Only a number is wanted. Count the lines holding the string "Group".
START
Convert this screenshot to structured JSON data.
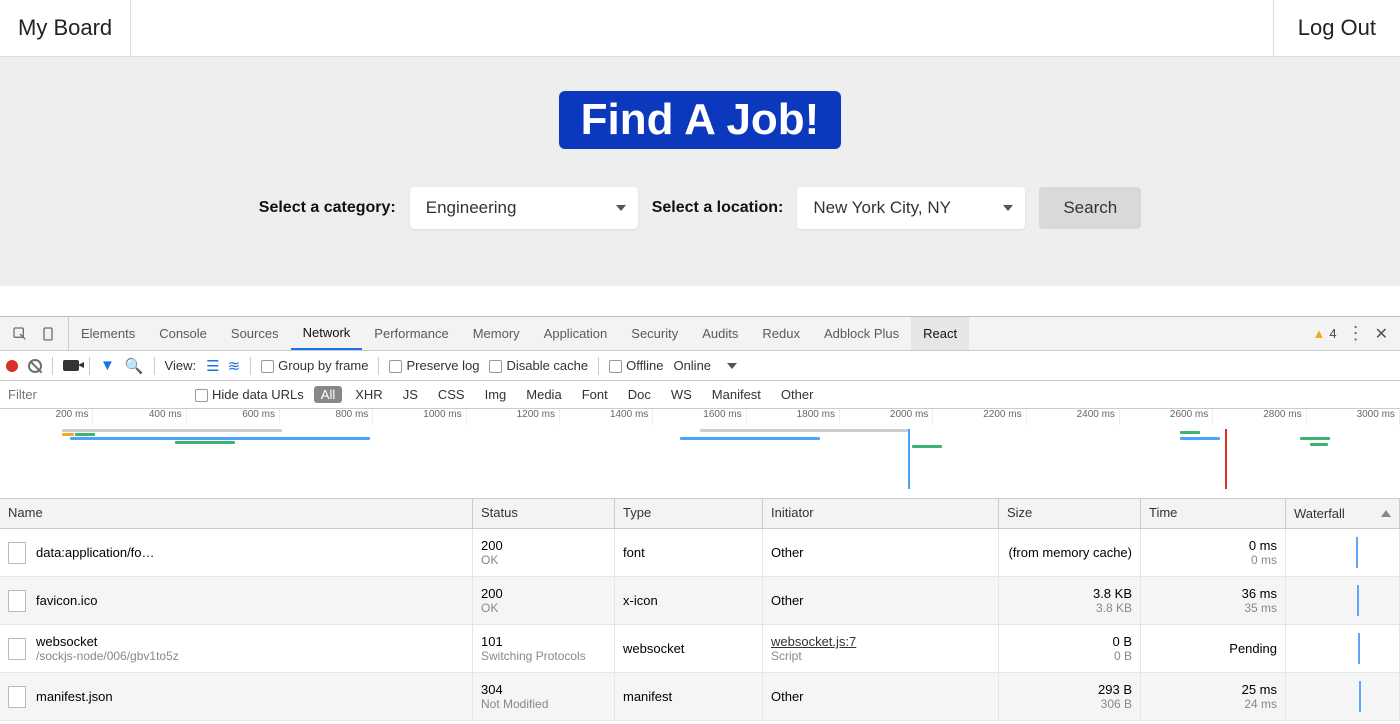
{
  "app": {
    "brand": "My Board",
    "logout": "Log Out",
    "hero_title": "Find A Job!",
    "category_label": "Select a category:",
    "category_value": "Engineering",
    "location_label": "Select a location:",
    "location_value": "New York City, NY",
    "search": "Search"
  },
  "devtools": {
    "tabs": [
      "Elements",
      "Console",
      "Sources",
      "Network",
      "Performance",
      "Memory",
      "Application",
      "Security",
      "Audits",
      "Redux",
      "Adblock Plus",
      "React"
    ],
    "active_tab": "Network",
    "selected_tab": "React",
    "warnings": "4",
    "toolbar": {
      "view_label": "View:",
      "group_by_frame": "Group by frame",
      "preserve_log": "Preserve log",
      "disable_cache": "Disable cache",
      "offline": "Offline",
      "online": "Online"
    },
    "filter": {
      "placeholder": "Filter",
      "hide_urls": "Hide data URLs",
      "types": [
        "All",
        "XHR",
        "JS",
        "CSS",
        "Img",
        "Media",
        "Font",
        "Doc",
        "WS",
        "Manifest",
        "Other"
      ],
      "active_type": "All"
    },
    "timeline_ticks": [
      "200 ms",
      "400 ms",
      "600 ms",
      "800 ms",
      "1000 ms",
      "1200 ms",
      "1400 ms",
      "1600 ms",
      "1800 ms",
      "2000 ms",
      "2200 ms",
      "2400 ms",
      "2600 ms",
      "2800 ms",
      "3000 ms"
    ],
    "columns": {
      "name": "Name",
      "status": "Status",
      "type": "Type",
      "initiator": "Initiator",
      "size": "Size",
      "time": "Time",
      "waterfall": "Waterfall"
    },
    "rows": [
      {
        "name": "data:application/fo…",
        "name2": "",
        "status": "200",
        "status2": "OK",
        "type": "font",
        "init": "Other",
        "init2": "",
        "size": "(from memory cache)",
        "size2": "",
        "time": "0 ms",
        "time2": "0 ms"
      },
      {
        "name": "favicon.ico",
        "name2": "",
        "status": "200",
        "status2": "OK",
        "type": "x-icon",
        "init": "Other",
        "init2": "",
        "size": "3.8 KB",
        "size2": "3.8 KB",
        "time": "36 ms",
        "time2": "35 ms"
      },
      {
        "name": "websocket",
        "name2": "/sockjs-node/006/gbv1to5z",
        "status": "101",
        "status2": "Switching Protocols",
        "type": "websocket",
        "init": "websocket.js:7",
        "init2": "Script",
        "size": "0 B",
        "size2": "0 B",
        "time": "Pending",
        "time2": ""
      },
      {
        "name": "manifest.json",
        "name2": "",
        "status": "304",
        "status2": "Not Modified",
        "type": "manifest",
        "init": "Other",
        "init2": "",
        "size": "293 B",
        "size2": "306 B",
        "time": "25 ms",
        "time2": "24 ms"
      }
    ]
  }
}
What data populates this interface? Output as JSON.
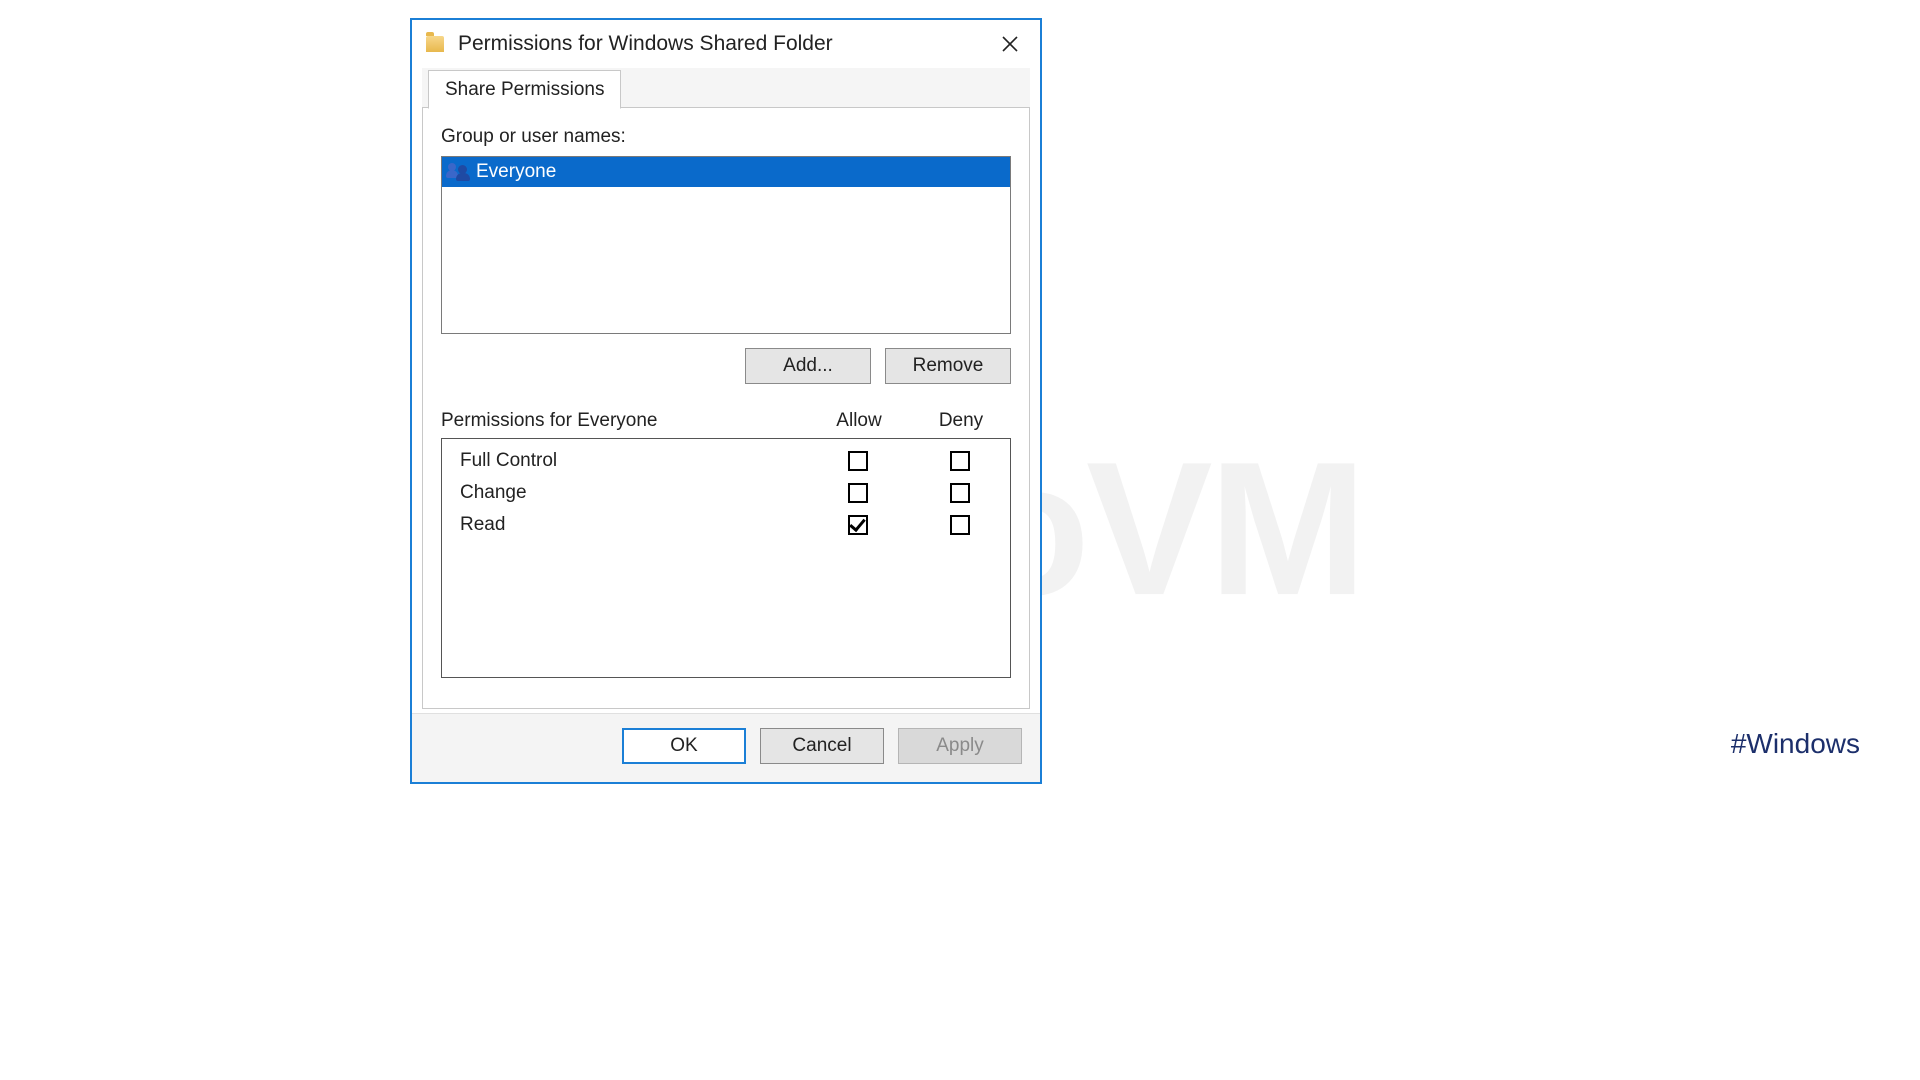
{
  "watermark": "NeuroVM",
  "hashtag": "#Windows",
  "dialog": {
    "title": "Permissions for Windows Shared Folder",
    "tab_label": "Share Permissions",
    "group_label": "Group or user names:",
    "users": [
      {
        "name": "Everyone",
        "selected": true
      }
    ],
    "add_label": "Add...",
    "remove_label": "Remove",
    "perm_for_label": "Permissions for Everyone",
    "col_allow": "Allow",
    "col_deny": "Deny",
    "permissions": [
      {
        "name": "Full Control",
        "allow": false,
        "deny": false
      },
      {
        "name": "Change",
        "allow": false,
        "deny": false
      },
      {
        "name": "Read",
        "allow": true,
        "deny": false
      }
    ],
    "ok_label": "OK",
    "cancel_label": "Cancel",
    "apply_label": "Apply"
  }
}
END
-- TASK ANSWER --
2